What you will do
Copy the records below exactly as they are written.

— Start Stored rows —

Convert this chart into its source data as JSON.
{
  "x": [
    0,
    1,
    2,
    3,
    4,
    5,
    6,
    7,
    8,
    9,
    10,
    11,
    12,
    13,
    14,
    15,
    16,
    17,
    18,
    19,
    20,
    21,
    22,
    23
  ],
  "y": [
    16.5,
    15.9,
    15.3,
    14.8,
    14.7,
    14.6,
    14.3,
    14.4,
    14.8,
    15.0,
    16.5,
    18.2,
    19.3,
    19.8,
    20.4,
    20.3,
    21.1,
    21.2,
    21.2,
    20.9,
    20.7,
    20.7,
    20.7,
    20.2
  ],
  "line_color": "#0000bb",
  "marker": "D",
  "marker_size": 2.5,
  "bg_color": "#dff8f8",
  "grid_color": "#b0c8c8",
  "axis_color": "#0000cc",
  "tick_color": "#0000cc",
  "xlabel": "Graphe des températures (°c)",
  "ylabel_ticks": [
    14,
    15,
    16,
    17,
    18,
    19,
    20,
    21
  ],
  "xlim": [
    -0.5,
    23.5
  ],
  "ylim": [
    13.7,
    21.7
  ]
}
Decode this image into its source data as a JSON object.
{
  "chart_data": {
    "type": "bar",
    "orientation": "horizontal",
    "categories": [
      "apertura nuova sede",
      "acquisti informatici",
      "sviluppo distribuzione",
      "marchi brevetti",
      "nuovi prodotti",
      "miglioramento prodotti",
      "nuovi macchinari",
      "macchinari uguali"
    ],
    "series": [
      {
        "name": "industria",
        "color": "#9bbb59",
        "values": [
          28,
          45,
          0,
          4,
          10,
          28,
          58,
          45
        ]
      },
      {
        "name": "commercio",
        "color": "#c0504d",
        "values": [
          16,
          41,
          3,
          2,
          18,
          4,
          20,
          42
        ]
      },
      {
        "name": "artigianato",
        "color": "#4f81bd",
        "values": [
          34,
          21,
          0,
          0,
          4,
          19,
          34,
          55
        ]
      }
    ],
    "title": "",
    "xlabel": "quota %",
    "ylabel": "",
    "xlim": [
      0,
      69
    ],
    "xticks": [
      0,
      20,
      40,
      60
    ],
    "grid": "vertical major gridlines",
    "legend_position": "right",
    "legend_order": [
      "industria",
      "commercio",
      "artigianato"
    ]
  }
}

— End Stored rows —

Exercise response
Convert this chart into its source data as JSON.
{
  "x": [
    0,
    1,
    2,
    3,
    4,
    5,
    6,
    7,
    8,
    9,
    10,
    11,
    12,
    13,
    14,
    15,
    16,
    17,
    18,
    19,
    20,
    21,
    22,
    23
  ],
  "y": [
    16.5,
    15.9,
    15.3,
    14.8,
    14.7,
    14.6,
    14.3,
    14.4,
    14.8,
    15.0,
    16.5,
    18.2,
    19.3,
    19.8,
    20.4,
    20.3,
    21.1,
    21.2,
    21.2,
    20.9,
    20.7,
    20.7,
    20.7,
    20.2
  ],
  "line_color": "#0000bb",
  "marker": "D",
  "marker_size": 2.5,
  "bg_color": "#dff8f8",
  "grid_color": "#b0c8c8",
  "axis_color": "#0000cc",
  "tick_color": "#0000cc",
  "xlabel": "Graphe des températures (°c)",
  "ylabel_ticks": [
    14,
    15,
    16,
    17,
    18,
    19,
    20,
    21
  ],
  "xlim": [
    -0.5,
    23.5
  ],
  "ylim": [
    13.7,
    21.7
  ]
}
Decode this image into its source data as a JSON object.
{
  "chart_data": {
    "type": "bar",
    "orientation": "horizontal",
    "categories": [
      "apertura nuova sede",
      "acquisti informatici",
      "sviluppo distribuzione",
      "marchi brevetti",
      "nuovi prodotti",
      "miglioramento prodotti",
      "nuovi macchinari",
      "macchinari uguali"
    ],
    "series": [
      {
        "name": "industria",
        "color": "#9bbb59",
        "values": [
          28,
          45,
          0,
          4,
          10,
          28,
          58,
          45
        ]
      },
      {
        "name": "commercio",
        "color": "#c0504d",
        "values": [
          16,
          41,
          3,
          2,
          18,
          4,
          20,
          42
        ]
      },
      {
        "name": "artigianato",
        "color": "#4f81bd",
        "values": [
          34,
          21,
          0,
          0,
          4,
          19,
          34,
          55
        ]
      }
    ],
    "title": "",
    "xlabel": "quota %",
    "ylabel": "",
    "xlim": [
      0,
      69
    ],
    "xticks": [
      0,
      20,
      40,
      60
    ],
    "grid": "vertical major gridlines",
    "legend_position": "right",
    "legend_order": [
      "industria",
      "commercio",
      "artigianato"
    ]
  }
}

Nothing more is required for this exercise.